- _What you will do_
Sift the material for lines containing "image", and return them.

== Supplied information ==

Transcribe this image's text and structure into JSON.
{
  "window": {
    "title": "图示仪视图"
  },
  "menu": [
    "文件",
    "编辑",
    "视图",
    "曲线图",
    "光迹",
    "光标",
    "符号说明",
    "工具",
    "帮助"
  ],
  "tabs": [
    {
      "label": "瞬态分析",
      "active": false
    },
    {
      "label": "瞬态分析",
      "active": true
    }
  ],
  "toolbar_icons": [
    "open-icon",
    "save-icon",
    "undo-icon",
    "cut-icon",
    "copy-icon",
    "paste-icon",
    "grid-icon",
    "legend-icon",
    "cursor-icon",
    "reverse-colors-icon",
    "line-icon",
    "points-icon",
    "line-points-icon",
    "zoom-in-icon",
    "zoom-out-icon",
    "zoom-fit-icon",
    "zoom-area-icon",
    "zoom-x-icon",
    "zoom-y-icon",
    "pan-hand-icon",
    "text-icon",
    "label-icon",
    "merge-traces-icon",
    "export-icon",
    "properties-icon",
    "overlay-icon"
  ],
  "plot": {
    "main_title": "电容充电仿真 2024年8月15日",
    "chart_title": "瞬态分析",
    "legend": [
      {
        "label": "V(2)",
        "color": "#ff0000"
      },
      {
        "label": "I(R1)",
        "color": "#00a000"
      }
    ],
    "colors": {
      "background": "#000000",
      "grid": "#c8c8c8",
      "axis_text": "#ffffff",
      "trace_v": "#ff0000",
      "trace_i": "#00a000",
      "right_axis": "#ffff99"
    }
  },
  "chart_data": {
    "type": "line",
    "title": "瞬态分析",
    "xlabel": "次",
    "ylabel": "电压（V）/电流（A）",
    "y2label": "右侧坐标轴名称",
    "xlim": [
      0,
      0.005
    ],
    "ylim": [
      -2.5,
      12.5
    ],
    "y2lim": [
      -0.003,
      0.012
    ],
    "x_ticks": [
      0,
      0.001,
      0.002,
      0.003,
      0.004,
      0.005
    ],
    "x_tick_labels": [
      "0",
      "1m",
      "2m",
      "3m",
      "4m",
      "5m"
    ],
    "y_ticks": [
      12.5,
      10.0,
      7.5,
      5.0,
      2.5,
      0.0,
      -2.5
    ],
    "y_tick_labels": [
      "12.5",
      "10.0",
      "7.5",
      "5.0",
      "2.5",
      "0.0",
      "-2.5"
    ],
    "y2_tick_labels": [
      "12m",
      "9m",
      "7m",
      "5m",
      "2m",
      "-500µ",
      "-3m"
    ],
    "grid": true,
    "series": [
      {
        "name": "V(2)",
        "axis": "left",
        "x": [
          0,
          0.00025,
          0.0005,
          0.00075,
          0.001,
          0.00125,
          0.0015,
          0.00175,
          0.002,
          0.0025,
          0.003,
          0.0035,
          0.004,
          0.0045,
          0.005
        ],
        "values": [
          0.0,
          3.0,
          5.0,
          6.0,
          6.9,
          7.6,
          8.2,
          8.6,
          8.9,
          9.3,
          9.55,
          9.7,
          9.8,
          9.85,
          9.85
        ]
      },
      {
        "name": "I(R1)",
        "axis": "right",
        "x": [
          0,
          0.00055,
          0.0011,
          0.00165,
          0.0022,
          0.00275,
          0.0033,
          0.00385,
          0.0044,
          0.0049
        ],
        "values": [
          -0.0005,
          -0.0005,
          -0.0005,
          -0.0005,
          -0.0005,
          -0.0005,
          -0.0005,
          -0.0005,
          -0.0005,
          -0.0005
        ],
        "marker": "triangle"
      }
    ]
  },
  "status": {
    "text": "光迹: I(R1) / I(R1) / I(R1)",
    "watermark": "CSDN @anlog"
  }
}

===
== Supplied information ==

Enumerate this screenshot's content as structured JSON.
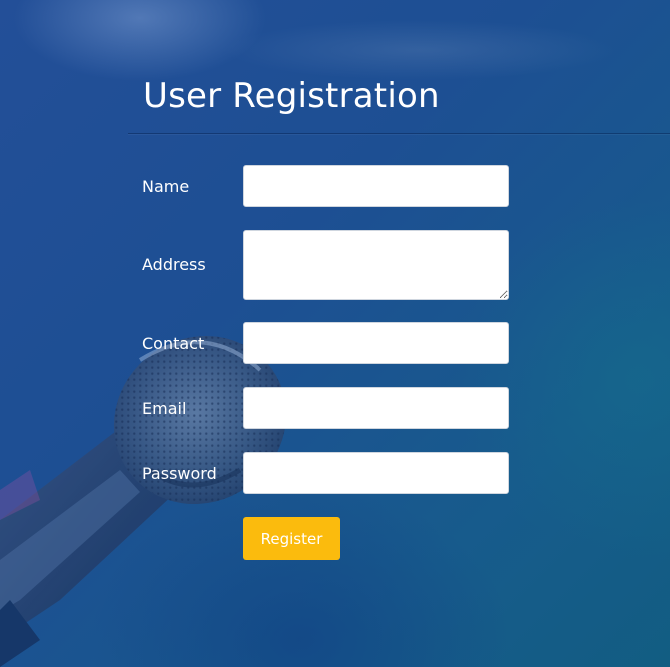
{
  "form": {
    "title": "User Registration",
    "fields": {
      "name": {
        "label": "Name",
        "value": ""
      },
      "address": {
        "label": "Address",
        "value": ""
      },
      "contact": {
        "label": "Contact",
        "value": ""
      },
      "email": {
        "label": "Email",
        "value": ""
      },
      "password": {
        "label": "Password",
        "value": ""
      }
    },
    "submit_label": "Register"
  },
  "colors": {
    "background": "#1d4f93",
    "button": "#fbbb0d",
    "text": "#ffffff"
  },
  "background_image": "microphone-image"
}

===

- _Complete response_
Transcribe this image's text and structure into JSON.
  "background_image": "microphone-image"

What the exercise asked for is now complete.